→ What to work on: Locate each line of the material that contains "الظاهر", then return it.

● ● ● ● ● ● ●

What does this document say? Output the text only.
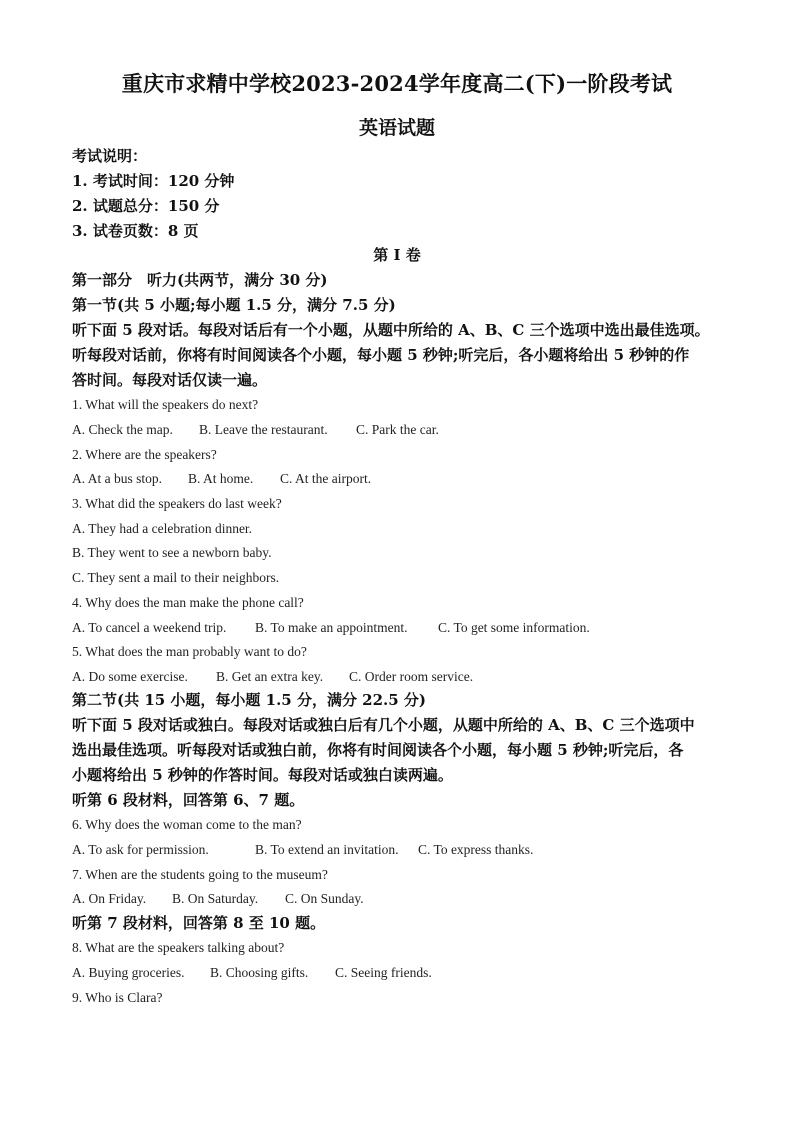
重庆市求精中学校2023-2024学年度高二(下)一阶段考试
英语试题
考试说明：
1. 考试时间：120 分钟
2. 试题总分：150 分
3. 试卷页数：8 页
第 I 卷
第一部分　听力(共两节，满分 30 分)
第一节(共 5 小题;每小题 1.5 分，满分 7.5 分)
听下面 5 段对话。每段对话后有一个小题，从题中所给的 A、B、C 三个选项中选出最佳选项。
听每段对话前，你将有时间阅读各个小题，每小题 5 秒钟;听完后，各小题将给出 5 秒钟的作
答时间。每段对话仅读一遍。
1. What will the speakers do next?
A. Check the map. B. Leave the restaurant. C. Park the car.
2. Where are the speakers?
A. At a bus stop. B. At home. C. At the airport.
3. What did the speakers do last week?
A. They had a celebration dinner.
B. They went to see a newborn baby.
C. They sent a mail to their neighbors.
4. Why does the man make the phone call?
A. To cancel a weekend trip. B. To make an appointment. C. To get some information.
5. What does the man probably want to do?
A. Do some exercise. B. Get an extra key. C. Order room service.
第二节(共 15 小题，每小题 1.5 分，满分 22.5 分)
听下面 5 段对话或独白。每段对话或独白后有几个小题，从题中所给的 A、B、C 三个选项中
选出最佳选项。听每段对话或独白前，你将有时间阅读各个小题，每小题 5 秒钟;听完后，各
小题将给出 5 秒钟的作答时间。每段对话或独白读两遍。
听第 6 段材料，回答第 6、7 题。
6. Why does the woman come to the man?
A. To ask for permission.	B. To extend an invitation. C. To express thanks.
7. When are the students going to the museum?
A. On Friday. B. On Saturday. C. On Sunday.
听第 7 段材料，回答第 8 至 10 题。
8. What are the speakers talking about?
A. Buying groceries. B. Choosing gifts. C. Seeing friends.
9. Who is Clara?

● ● ● ● ● ● ●

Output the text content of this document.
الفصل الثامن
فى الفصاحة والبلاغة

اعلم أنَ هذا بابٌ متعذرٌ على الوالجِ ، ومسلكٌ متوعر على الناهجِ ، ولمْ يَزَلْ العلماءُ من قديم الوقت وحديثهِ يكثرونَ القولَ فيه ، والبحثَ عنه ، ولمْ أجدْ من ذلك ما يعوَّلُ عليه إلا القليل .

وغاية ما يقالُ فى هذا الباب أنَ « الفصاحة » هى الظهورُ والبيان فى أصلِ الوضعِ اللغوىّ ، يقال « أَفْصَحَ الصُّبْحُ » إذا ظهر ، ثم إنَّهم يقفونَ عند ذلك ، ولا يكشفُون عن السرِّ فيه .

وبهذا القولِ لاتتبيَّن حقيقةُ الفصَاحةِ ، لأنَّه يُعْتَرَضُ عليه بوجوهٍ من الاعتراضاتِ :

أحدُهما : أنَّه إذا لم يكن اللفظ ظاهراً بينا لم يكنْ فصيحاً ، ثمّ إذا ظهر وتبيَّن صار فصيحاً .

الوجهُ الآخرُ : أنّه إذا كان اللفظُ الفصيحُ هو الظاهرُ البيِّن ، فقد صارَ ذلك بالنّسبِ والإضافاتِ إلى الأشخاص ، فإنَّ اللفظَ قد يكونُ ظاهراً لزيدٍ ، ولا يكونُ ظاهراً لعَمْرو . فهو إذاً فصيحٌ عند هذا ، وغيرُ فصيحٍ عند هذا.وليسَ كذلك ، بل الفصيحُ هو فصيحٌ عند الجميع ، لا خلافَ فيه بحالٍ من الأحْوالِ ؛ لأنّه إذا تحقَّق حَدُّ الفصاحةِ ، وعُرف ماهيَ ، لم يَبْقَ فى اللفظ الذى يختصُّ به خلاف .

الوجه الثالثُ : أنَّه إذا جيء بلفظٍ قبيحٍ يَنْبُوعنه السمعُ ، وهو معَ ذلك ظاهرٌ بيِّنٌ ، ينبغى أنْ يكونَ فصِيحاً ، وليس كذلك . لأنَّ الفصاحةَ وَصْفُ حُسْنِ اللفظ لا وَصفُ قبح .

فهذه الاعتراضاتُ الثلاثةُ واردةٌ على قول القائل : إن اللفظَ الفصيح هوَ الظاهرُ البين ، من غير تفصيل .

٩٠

● ● ● ● ● ● ●

→ Task response:
الوجهُ الآخرُ : أنّه إذا كان اللفظُ الفصيحُ هو الظاهرُ البيِّن ، فقد صارَ ذلك بالنّسبِ والإضافاتِ إلى الأشخاص ، فإنَّ اللفظَ قد يكونُ ظاهراً لزيدٍ ، ولا يكونُ ظاهراً لعَمْرو . فهو إذاً فصيحٌ عند هذا ، وغيرُ فصيحٍ عند هذا.وليسَ كذلك ، بل الفصيحُ هو فصيحٌ عند الجميع ، لا خلافَ فيه بحالٍ من الأحْوالِ ؛ لأنّه إذا تحقَّق حَدُّ الفصاحةِ ، وعُرف ماهيَ ، لم يَبْقَ فى اللفظ الذى يختصُّ به خلاف .
فهذه الاعتراضاتُ الثلاثةُ واردةٌ على قول القائل : إن اللفظَ الفصيح هوَ الظاهرُ البين ، من غير تفصيل .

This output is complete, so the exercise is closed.